• **EXERCISE**
Every line that contains the word "each" should be copied out.

(Saved data entries)

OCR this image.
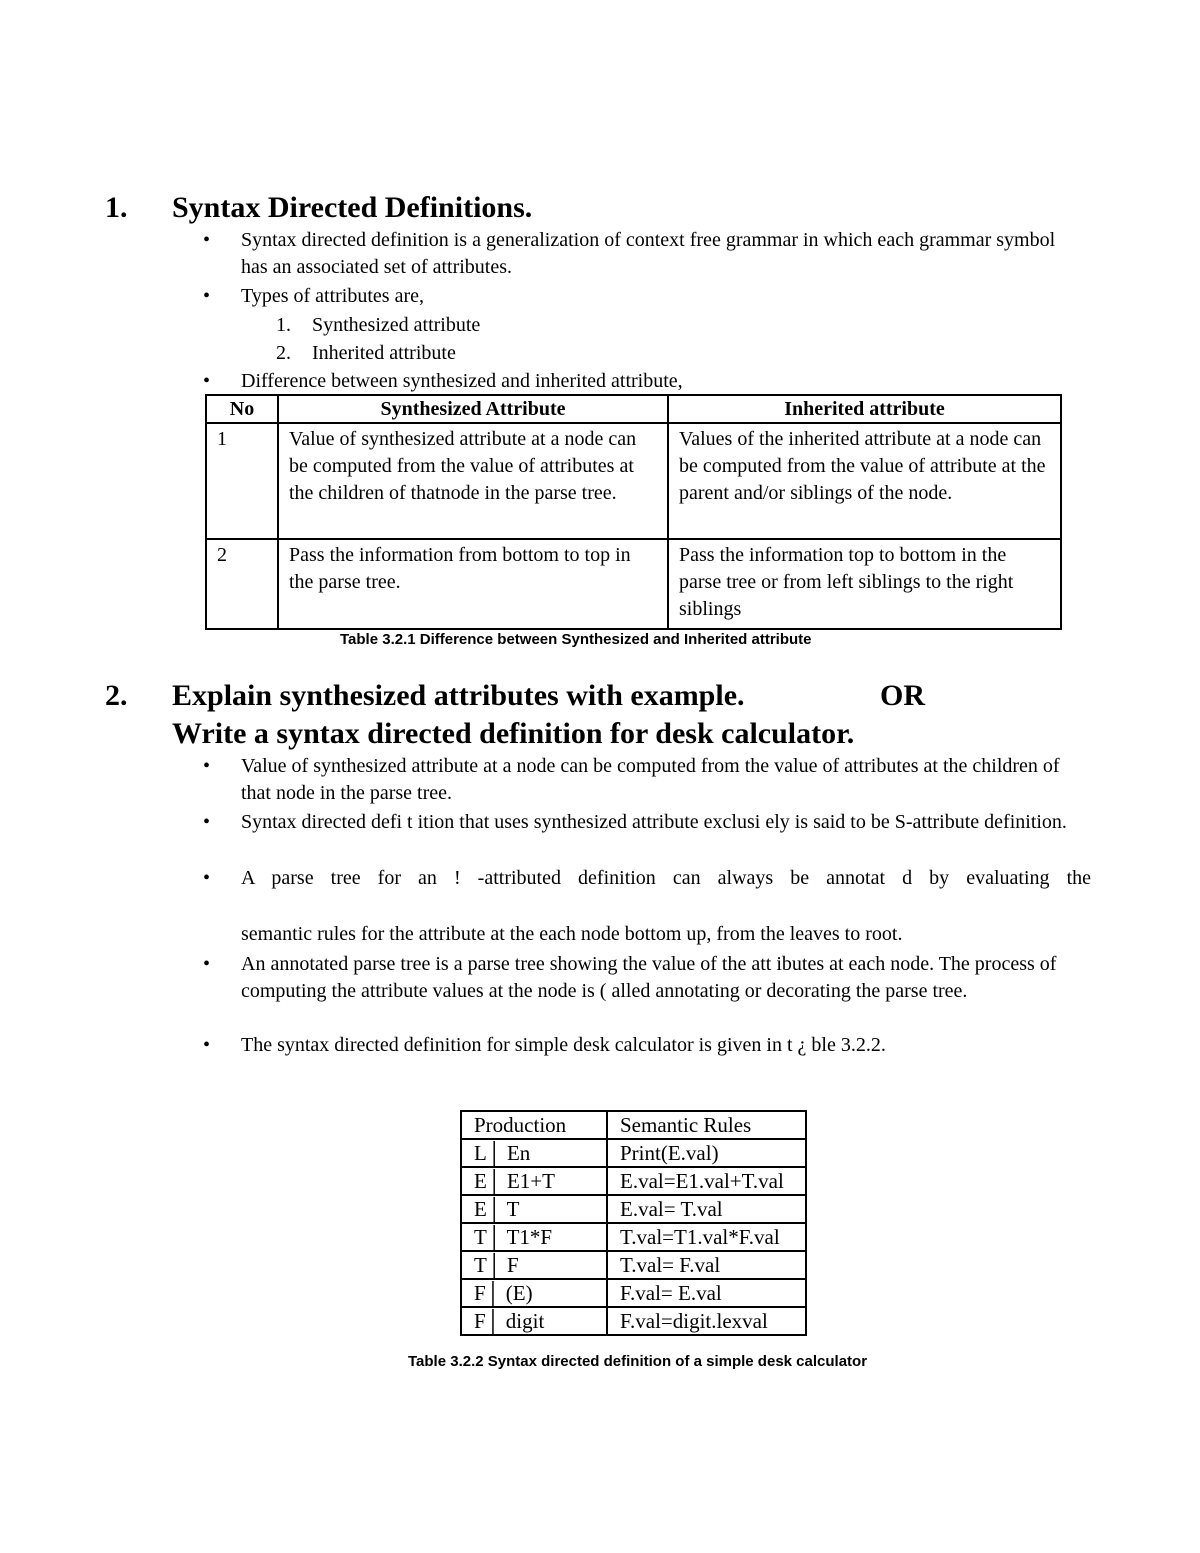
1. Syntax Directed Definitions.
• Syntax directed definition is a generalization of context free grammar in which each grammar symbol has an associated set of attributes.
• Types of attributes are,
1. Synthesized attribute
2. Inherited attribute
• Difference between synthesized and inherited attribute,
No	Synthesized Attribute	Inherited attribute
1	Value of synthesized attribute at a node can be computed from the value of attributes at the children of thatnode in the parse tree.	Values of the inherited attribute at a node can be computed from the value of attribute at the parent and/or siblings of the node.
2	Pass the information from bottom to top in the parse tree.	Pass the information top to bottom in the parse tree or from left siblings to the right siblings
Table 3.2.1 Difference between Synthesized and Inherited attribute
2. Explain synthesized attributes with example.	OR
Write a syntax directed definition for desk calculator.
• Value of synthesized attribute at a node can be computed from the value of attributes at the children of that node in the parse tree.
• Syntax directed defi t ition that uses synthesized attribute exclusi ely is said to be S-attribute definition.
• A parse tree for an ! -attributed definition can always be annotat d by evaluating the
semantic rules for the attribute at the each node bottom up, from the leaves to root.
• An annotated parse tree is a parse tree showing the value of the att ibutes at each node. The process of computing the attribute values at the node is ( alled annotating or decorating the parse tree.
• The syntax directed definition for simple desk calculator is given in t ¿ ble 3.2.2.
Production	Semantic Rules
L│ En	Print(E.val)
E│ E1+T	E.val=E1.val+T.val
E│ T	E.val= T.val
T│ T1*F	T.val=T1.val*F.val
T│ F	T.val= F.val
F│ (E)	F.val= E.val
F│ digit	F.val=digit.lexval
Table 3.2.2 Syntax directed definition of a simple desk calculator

• **FULL SOLUTION**
• Syntax directed definition is a generalization of context free grammar in which each grammar symbol has an associated set of attributes.
semantic rules for the attribute at the each node bottom up, from the leaves to root.
• An annotated parse tree is a parse tree showing the value of the att ibutes at each node. The process of computing the attribute values at the node is ( alled annotating or decorating the parse tree.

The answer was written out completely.